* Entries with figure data
......

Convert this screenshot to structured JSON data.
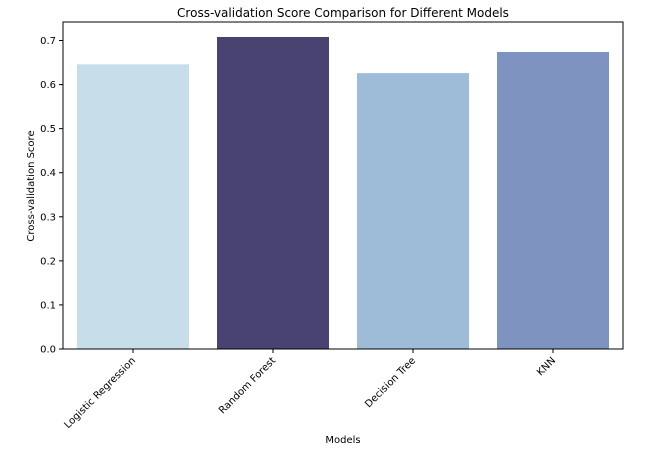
{
  "chart_data": {
    "type": "bar",
    "title": "Cross-validation Score Comparison for Different Models",
    "xlabel": "Models",
    "ylabel": "Cross-validation Score",
    "categories": [
      "Logistic Regression",
      "Random Forest",
      "Decision Tree",
      "KNN"
    ],
    "values": [
      0.646,
      0.708,
      0.626,
      0.674
    ],
    "colors": [
      "#c6dee9",
      "#484371",
      "#9ebbd7",
      "#7f93c0"
    ],
    "ylim": [
      0,
      0.742
    ],
    "yticks": [
      0.0,
      0.1,
      0.2,
      0.3,
      0.4,
      0.5,
      0.6,
      0.7
    ],
    "ytick_labels": [
      "0.0",
      "0.1",
      "0.2",
      "0.3",
      "0.4",
      "0.5",
      "0.6",
      "0.7"
    ],
    "grid": false,
    "legend": "none"
  }
}
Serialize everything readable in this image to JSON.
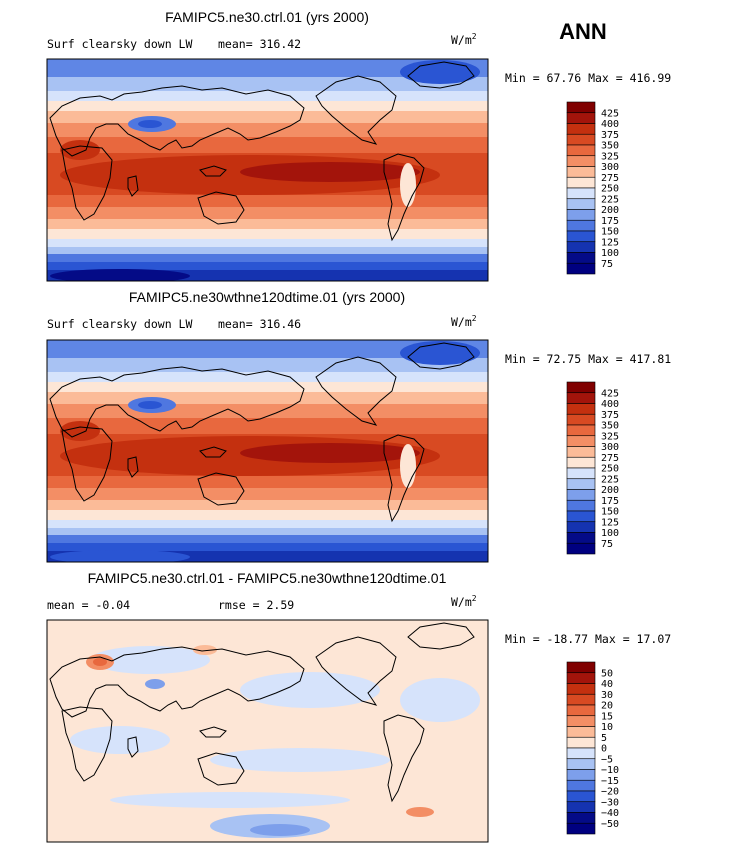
{
  "season_label": "ANN",
  "panels": [
    {
      "title": "FAMIPC5.ne30.ctrl.01 (yrs 2000)",
      "variable": "Surf clearsky down LW",
      "stat1_label": "mean=",
      "stat1_value": "316.42",
      "units_base": "W/m",
      "units_exp": "2",
      "minmax": "Min =  67.76 Max = 416.99"
    },
    {
      "title": "FAMIPC5.ne30wthne120dtime.01 (yrs 2000)",
      "variable": "Surf clearsky down LW",
      "stat1_label": "mean=",
      "stat1_value": "316.46",
      "units_base": "W/m",
      "units_exp": "2",
      "minmax": "Min =  72.75 Max = 417.81"
    },
    {
      "title": "FAMIPC5.ne30.ctrl.01 - FAMIPC5.ne30wthne120dtime.01",
      "variable": "",
      "stat1_label": "mean =",
      "stat1_value": "-0.04",
      "stat2_label": "rmse =",
      "stat2_value": "2.59",
      "units_base": "W/m",
      "units_exp": "2",
      "minmax": "Min = -18.77 Max =  17.07"
    }
  ],
  "colorbars": [
    {
      "labels": [
        "425",
        "400",
        "375",
        "350",
        "325",
        "300",
        "275",
        "250",
        "225",
        "200",
        "175",
        "150",
        "125",
        "100",
        "75"
      ]
    },
    {
      "labels": [
        "425",
        "400",
        "375",
        "350",
        "325",
        "300",
        "275",
        "250",
        "225",
        "200",
        "175",
        "150",
        "125",
        "100",
        "75"
      ]
    },
    {
      "labels": [
        "50",
        "40",
        "30",
        "20",
        "15",
        "10",
        "5",
        "0",
        "-5",
        "-10",
        "-15",
        "-20",
        "-30",
        "-40",
        "-50"
      ]
    }
  ],
  "palette": [
    "#800000",
    "#a3140b",
    "#c4300f",
    "#d84a22",
    "#e8683e",
    "#f38e65",
    "#fbbb98",
    "#fde6d6",
    "#d6e3fb",
    "#a8c2f3",
    "#7d9feb",
    "#4f77e0",
    "#2a55d3",
    "#1533b0",
    "#040b87",
    "#000080"
  ],
  "chart_data": [
    {
      "type": "heatmap",
      "title": "FAMIPC5.ne30.ctrl.01 (yrs 2000)",
      "variable": "Surf clearsky down LW",
      "units": "W/m^2",
      "mean": 316.42,
      "min": 67.76,
      "max": 416.99,
      "contour_levels": [
        75,
        100,
        125,
        150,
        175,
        200,
        225,
        250,
        275,
        300,
        325,
        350,
        375,
        400,
        425
      ]
    },
    {
      "type": "heatmap",
      "title": "FAMIPC5.ne30wthne120dtime.01 (yrs 2000)",
      "variable": "Surf clearsky down LW",
      "units": "W/m^2",
      "mean": 316.46,
      "min": 72.75,
      "max": 417.81,
      "contour_levels": [
        75,
        100,
        125,
        150,
        175,
        200,
        225,
        250,
        275,
        300,
        325,
        350,
        375,
        400,
        425
      ]
    },
    {
      "type": "heatmap",
      "title": "FAMIPC5.ne30.ctrl.01 - FAMIPC5.ne30wthne120dtime.01",
      "units": "W/m^2",
      "mean": -0.04,
      "rmse": 2.59,
      "min": -18.77,
      "max": 17.07,
      "contour_levels": [
        -50,
        -40,
        -30,
        -20,
        -15,
        -10,
        -5,
        0,
        5,
        10,
        15,
        20,
        30,
        40,
        50
      ]
    }
  ]
}
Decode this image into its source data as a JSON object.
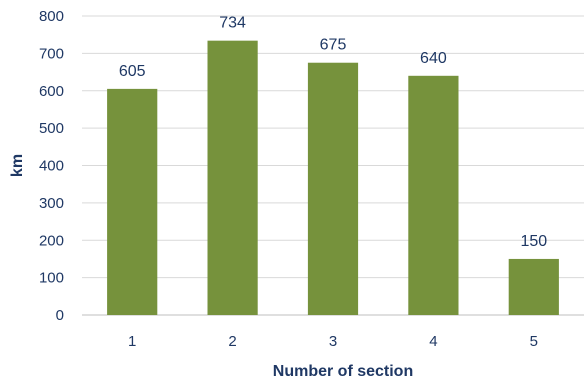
{
  "chart_data": {
    "type": "bar",
    "categories": [
      "1",
      "2",
      "3",
      "4",
      "5"
    ],
    "values": [
      605,
      734,
      675,
      640,
      150
    ],
    "data_labels": [
      "605",
      "734",
      "675",
      "640",
      "150"
    ],
    "title": "",
    "xlabel": "Number of section",
    "ylabel": "km",
    "ylim": [
      0,
      800
    ],
    "yticks": [
      0,
      100,
      200,
      300,
      400,
      500,
      600,
      700,
      800
    ],
    "grid": true,
    "legend": "none",
    "bar_color": "#76923c"
  }
}
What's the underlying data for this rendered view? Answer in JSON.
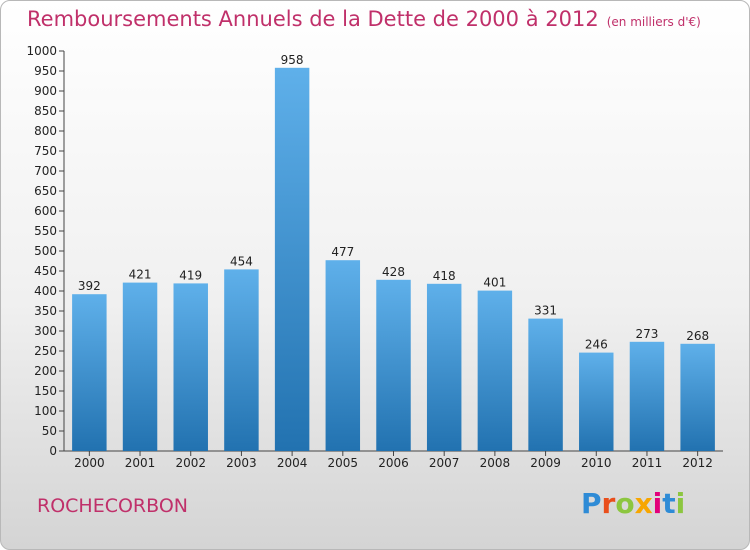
{
  "header": {
    "title": "Remboursements Annuels de la Dette de 2000 à 2012",
    "unit": "(en milliers d'€)"
  },
  "footer": {
    "commune": "ROCHECORBON",
    "brand": "Proxiti",
    "brand_colors": [
      "#2e8bd6",
      "#e94e1b",
      "#8cc63f",
      "#f7a600",
      "#e2007a",
      "#2e8bd6",
      "#8cc63f"
    ]
  },
  "colors": {
    "bar_top": "#5fb0ea",
    "bar_bottom": "#2272b0",
    "title": "#c0306a"
  },
  "chart_data": {
    "type": "bar",
    "categories": [
      "2000",
      "2001",
      "2002",
      "2003",
      "2004",
      "2005",
      "2006",
      "2007",
      "2008",
      "2009",
      "2010",
      "2011",
      "2012"
    ],
    "values": [
      392,
      421,
      419,
      454,
      958,
      477,
      428,
      418,
      401,
      331,
      246,
      273,
      268
    ],
    "ylim": [
      0,
      1000
    ],
    "ytick_step": 50,
    "grid": false,
    "legend": "none"
  }
}
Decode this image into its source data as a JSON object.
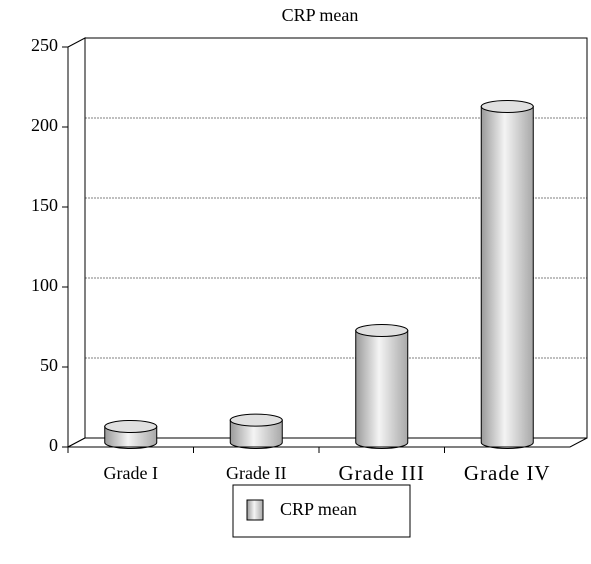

......

* THE TASK
Give all the lines above again, character for character, without pictures.

* PROBLEM SOLUTION
Convert this screenshot to structured JSON data.
{
  "chart_data": {
    "type": "bar",
    "title": "Cross-validation Score Comparison for Different Models",
    "xlabel": "Models",
    "ylabel": "Cross-validation Score",
    "categories": [
      "Logistic Regression",
      "Random Forest",
      "Decision Tree",
      "KNN"
    ],
    "values": [
      0.646,
      0.708,
      0.626,
      0.674
    ],
    "colors": [
      "#c6dee9",
      "#484371",
      "#9ebbd7",
      "#7f93c0"
    ],
    "ylim": [
      0,
      0.742
    ],
    "yticks": [
      0.0,
      0.1,
      0.2,
      0.3,
      0.4,
      0.5,
      0.6,
      0.7
    ],
    "ytick_labels": [
      "0.0",
      "0.1",
      "0.2",
      "0.3",
      "0.4",
      "0.5",
      "0.6",
      "0.7"
    ],
    "grid": false,
    "legend": "none"
  }
}
Serialize everything readable in this image to JSON.
{
  "season_label": "ANN",
  "panels": [
    {
      "title": "FAMIPC5.ne30.ctrl.01 (yrs 2000)",
      "variable": "Surf clearsky down LW",
      "stat1_label": "mean=",
      "stat1_value": "316.42",
      "units_base": "W/m",
      "units_exp": "2",
      "minmax": "Min =  67.76 Max = 416.99"
    },
    {
      "title": "FAMIPC5.ne30wthne120dtime.01 (yrs 2000)",
      "variable": "Surf clearsky down LW",
      "stat1_label": "mean=",
      "stat1_value": "316.46",
      "units_base": "W/m",
      "units_exp": "2",
      "minmax": "Min =  72.75 Max = 417.81"
    },
    {
      "title": "FAMIPC5.ne30.ctrl.01 - FAMIPC5.ne30wthne120dtime.01",
      "variable": "",
      "stat1_label": "mean =",
      "stat1_value": "-0.04",
      "stat2_label": "rmse =",
      "stat2_value": "2.59",
      "units_base": "W/m",
      "units_exp": "2",
      "minmax": "Min = -18.77 Max =  17.07"
    }
  ],
  "colorbars": [
    {
      "labels": [
        "425",
        "400",
        "375",
        "350",
        "325",
        "300",
        "275",
        "250",
        "225",
        "200",
        "175",
        "150",
        "125",
        "100",
        "75"
      ]
    },
    {
      "labels": [
        "425",
        "400",
        "375",
        "350",
        "325",
        "300",
        "275",
        "250",
        "225",
        "200",
        "175",
        "150",
        "125",
        "100",
        "75"
      ]
    },
    {
      "labels": [
        "50",
        "40",
        "30",
        "20",
        "15",
        "10",
        "5",
        "0",
        "-5",
        "-10",
        "-15",
        "-20",
        "-30",
        "-40",
        "-50"
      ]
    }
  ],
  "palette": [
    "#800000",
    "#a3140b",
    "#c4300f",
    "#d84a22",
    "#e8683e",
    "#f38e65",
    "#fbbb98",
    "#fde6d6",
    "#d6e3fb",
    "#a8c2f3",
    "#7d9feb",
    "#4f77e0",
    "#2a55d3",
    "#1533b0",
    "#040b87",
    "#000080"
  ],
  "chart_data": [
    {
      "type": "heatmap",
      "title": "FAMIPC5.ne30.ctrl.01 (yrs 2000)",
      "variable": "Surf clearsky down LW",
      "units": "W/m^2",
      "mean": 316.42,
      "min": 67.76,
      "max": 416.99,
      "contour_levels": [
        75,
        100,
        125,
        150,
        175,
        200,
        225,
        250,
        275,
        300,
        325,
        350,
        375,
        400,
        425
      ]
    },
    {
      "type": "heatmap",
      "title": "FAMIPC5.ne30wthne120dtime.01 (yrs 2000)",
      "variable": "Surf clearsky down LW",
      "units": "W/m^2",
      "mean": 316.46,
      "min": 72.75,
      "max": 417.81,
      "contour_levels": [
        75,
        100,
        125,
        150,
        175,
        200,
        225,
        250,
        275,
        300,
        325,
        350,
        375,
        400,
        425
      ]
    },
    {
      "type": "heatmap",
      "title": "FAMIPC5.ne30.ctrl.01 - FAMIPC5.ne30wthne120dtime.01",
      "units": "W/m^2",
      "mean": -0.04,
      "rmse": 2.59,
      "min": -18.77,
      "max": 17.07,
      "contour_levels": [
        -50,
        -40,
        -30,
        -20,
        -15,
        -10,
        -5,
        0,
        5,
        10,
        15,
        20,
        30,
        40,
        50
      ]
    }
  ]
}
Decode this image into its source data as a JSON object.
{
  "chart_data": {
    "type": "bar",
    "categories": [
      "1",
      "2",
      "3",
      "4",
      "5"
    ],
    "values": [
      605,
      734,
      675,
      640,
      150
    ],
    "data_labels": [
      "605",
      "734",
      "675",
      "640",
      "150"
    ],
    "title": "",
    "xlabel": "Number of section",
    "ylabel": "km",
    "ylim": [
      0,
      800
    ],
    "yticks": [
      0,
      100,
      200,
      300,
      400,
      500,
      600,
      700,
      800
    ],
    "grid": true,
    "legend": "none",
    "bar_color": "#76923c"
  }
}
What's the underlying data for this rendered view? Answer in JSON.
{
  "header": {
    "title": "Remboursements Annuels de la Dette de 2000 à 2012",
    "unit": "(en milliers d'€)"
  },
  "footer": {
    "commune": "ROCHECORBON",
    "brand": "Proxiti",
    "brand_colors": [
      "#2e8bd6",
      "#e94e1b",
      "#8cc63f",
      "#f7a600",
      "#e2007a",
      "#2e8bd6",
      "#8cc63f"
    ]
  },
  "colors": {
    "bar_top": "#5fb0ea",
    "bar_bottom": "#2272b0",
    "title": "#c0306a"
  },
  "chart_data": {
    "type": "bar",
    "categories": [
      "2000",
      "2001",
      "2002",
      "2003",
      "2004",
      "2005",
      "2006",
      "2007",
      "2008",
      "2009",
      "2010",
      "2011",
      "2012"
    ],
    "values": [
      392,
      421,
      419,
      454,
      958,
      477,
      428,
      418,
      401,
      331,
      246,
      273,
      268
    ],
    "ylim": [
      0,
      1000
    ],
    "ytick_step": 50,
    "grid": false,
    "legend": "none"
  }
}
Decode this image into its source data as a JSON object.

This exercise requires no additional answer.